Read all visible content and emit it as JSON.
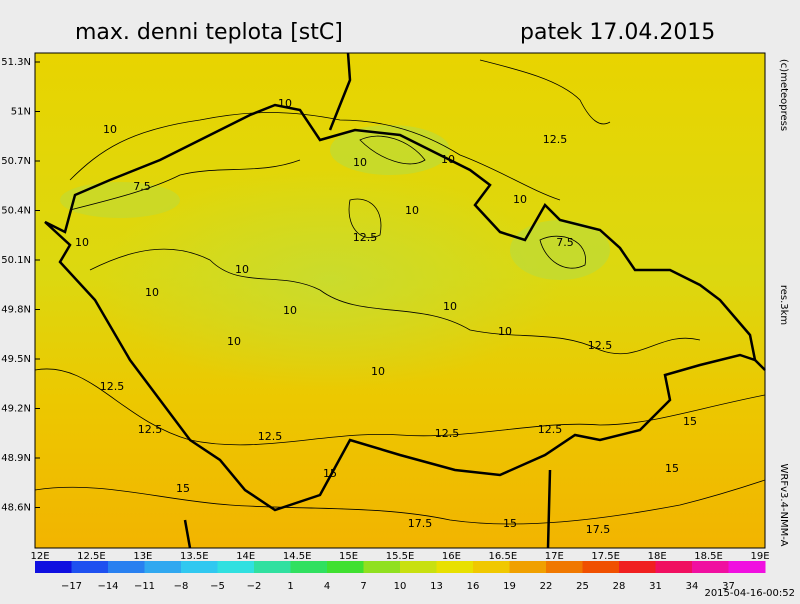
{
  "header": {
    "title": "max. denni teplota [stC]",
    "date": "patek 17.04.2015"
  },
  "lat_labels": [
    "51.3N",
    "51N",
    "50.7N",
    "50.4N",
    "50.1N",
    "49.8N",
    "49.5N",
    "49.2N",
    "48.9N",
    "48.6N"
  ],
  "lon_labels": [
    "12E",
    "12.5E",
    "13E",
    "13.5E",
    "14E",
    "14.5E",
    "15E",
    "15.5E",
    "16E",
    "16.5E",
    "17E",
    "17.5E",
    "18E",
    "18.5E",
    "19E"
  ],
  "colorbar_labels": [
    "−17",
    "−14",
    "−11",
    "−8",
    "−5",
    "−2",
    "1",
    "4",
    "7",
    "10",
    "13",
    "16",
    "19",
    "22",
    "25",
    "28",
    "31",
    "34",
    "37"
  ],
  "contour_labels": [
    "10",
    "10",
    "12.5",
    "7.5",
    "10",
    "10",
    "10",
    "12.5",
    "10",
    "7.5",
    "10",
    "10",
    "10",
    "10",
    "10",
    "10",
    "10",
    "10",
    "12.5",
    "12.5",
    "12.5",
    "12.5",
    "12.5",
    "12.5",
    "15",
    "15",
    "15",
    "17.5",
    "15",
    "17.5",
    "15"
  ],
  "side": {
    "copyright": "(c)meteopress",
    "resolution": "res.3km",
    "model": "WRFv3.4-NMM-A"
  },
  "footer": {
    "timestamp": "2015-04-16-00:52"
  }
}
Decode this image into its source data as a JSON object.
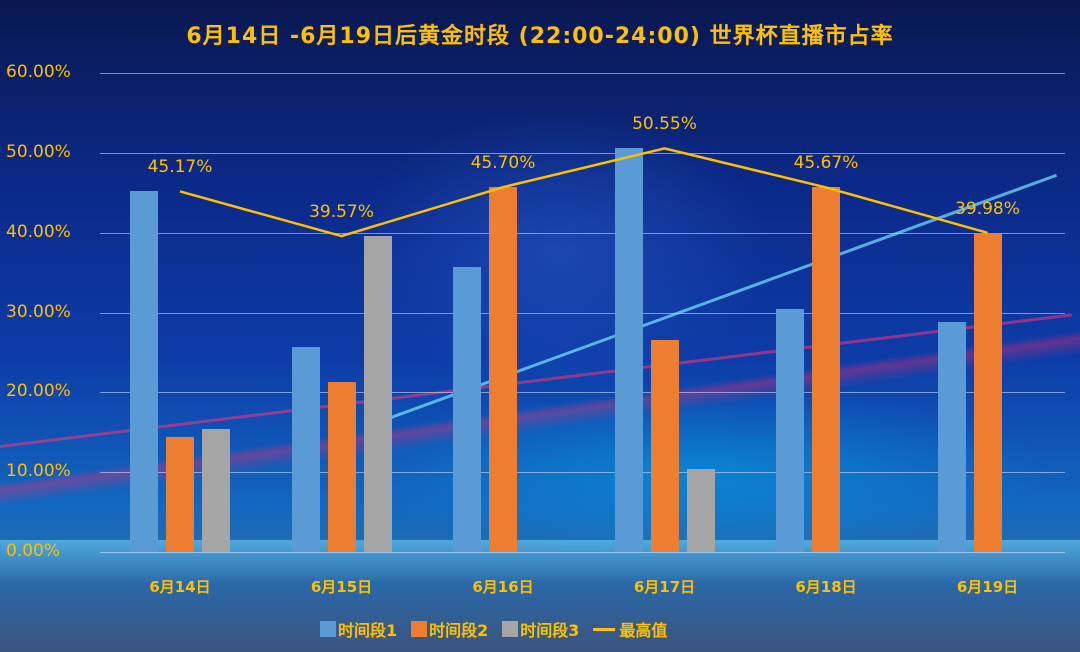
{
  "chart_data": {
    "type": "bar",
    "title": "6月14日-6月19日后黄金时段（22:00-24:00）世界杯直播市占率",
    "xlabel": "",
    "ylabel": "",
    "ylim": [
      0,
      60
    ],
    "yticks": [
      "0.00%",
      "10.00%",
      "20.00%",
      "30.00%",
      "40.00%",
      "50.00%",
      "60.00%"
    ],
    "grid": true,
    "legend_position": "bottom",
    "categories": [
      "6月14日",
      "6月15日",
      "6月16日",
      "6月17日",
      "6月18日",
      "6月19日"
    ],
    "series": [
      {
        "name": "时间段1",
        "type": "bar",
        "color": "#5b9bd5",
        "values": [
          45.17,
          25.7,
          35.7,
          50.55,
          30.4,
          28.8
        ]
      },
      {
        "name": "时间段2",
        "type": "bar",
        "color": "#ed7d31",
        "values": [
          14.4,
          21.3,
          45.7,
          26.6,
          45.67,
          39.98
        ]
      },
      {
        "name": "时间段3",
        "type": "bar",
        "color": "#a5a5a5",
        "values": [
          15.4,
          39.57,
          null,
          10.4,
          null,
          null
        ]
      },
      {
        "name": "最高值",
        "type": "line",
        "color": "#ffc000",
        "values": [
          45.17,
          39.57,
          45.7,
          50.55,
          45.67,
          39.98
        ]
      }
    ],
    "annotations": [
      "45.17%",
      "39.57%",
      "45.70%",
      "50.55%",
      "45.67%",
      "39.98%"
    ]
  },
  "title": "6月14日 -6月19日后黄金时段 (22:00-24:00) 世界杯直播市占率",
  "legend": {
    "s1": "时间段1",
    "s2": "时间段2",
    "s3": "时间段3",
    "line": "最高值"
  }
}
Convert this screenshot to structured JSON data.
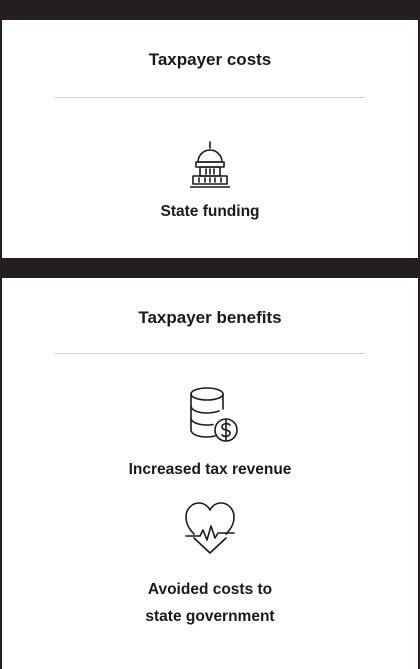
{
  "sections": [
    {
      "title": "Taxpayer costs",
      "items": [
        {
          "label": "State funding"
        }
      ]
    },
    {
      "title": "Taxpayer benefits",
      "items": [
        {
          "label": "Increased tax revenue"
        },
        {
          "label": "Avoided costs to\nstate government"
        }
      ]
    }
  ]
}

====

* [The problem] Transcribe every entry above exactly. Omit all pictures.

* [Solution to the exercise]
Read all visible content and emit it as JSON.
{
  "header": {
    "title": "max. denni teplota [stC]",
    "date": "patek 17.04.2015"
  },
  "lat_labels": [
    "51.3N",
    "51N",
    "50.7N",
    "50.4N",
    "50.1N",
    "49.8N",
    "49.5N",
    "49.2N",
    "48.9N",
    "48.6N"
  ],
  "lon_labels": [
    "12E",
    "12.5E",
    "13E",
    "13.5E",
    "14E",
    "14.5E",
    "15E",
    "15.5E",
    "16E",
    "16.5E",
    "17E",
    "17.5E",
    "18E",
    "18.5E",
    "19E"
  ],
  "colorbar_labels": [
    "−17",
    "−14",
    "−11",
    "−8",
    "−5",
    "−2",
    "1",
    "4",
    "7",
    "10",
    "13",
    "16",
    "19",
    "22",
    "25",
    "28",
    "31",
    "34",
    "37"
  ],
  "contour_labels": [
    "10",
    "10",
    "12.5",
    "7.5",
    "10",
    "10",
    "10",
    "12.5",
    "10",
    "7.5",
    "10",
    "10",
    "10",
    "10",
    "10",
    "10",
    "10",
    "10",
    "12.5",
    "12.5",
    "12.5",
    "12.5",
    "12.5",
    "12.5",
    "15",
    "15",
    "15",
    "17.5",
    "15",
    "17.5",
    "15"
  ],
  "side": {
    "copyright": "(c)meteopress",
    "resolution": "res.3km",
    "model": "WRFv3.4-NMM-A"
  },
  "footer": {
    "timestamp": "2015-04-16-00:52"
  }
}
Decode this image into its source data as a JSON object.
{
  "chart_data": {
    "type": "bar",
    "title": "6月14日-6月19日后黄金时段（22:00-24:00）世界杯直播市占率",
    "xlabel": "",
    "ylabel": "",
    "ylim": [
      0,
      60
    ],
    "yticks": [
      "0.00%",
      "10.00%",
      "20.00%",
      "30.00%",
      "40.00%",
      "50.00%",
      "60.00%"
    ],
    "grid": true,
    "legend_position": "bottom",
    "categories": [
      "6月14日",
      "6月15日",
      "6月16日",
      "6月17日",
      "6月18日",
      "6月19日"
    ],
    "series": [
      {
        "name": "时间段1",
        "type": "bar",
        "color": "#5b9bd5",
        "values": [
          45.17,
          25.7,
          35.7,
          50.55,
          30.4,
          28.8
        ]
      },
      {
        "name": "时间段2",
        "type": "bar",
        "color": "#ed7d31",
        "values": [
          14.4,
          21.3,
          45.7,
          26.6,
          45.67,
          39.98
        ]
      },
      {
        "name": "时间段3",
        "type": "bar",
        "color": "#a5a5a5",
        "values": [
          15.4,
          39.57,
          null,
          10.4,
          null,
          null
        ]
      },
      {
        "name": "最高值",
        "type": "line",
        "color": "#ffc000",
        "values": [
          45.17,
          39.57,
          45.7,
          50.55,
          45.67,
          39.98
        ]
      }
    ],
    "annotations": [
      "45.17%",
      "39.57%",
      "45.70%",
      "50.55%",
      "45.67%",
      "39.98%"
    ]
  },
  "title": "6月14日 -6月19日后黄金时段 (22:00-24:00) 世界杯直播市占率",
  "legend": {
    "s1": "时间段1",
    "s2": "时间段2",
    "s3": "时间段3",
    "line": "最高值"
  }
}
Convert this screenshot to structured JSON data.
{
  "sections": [
    {
      "title": "Taxpayer costs",
      "items": [
        {
          "label": "State funding"
        }
      ]
    },
    {
      "title": "Taxpayer benefits",
      "items": [
        {
          "label": "Increased tax revenue"
        },
        {
          "label": "Avoided costs to\nstate government"
        }
      ]
    }
  ]
}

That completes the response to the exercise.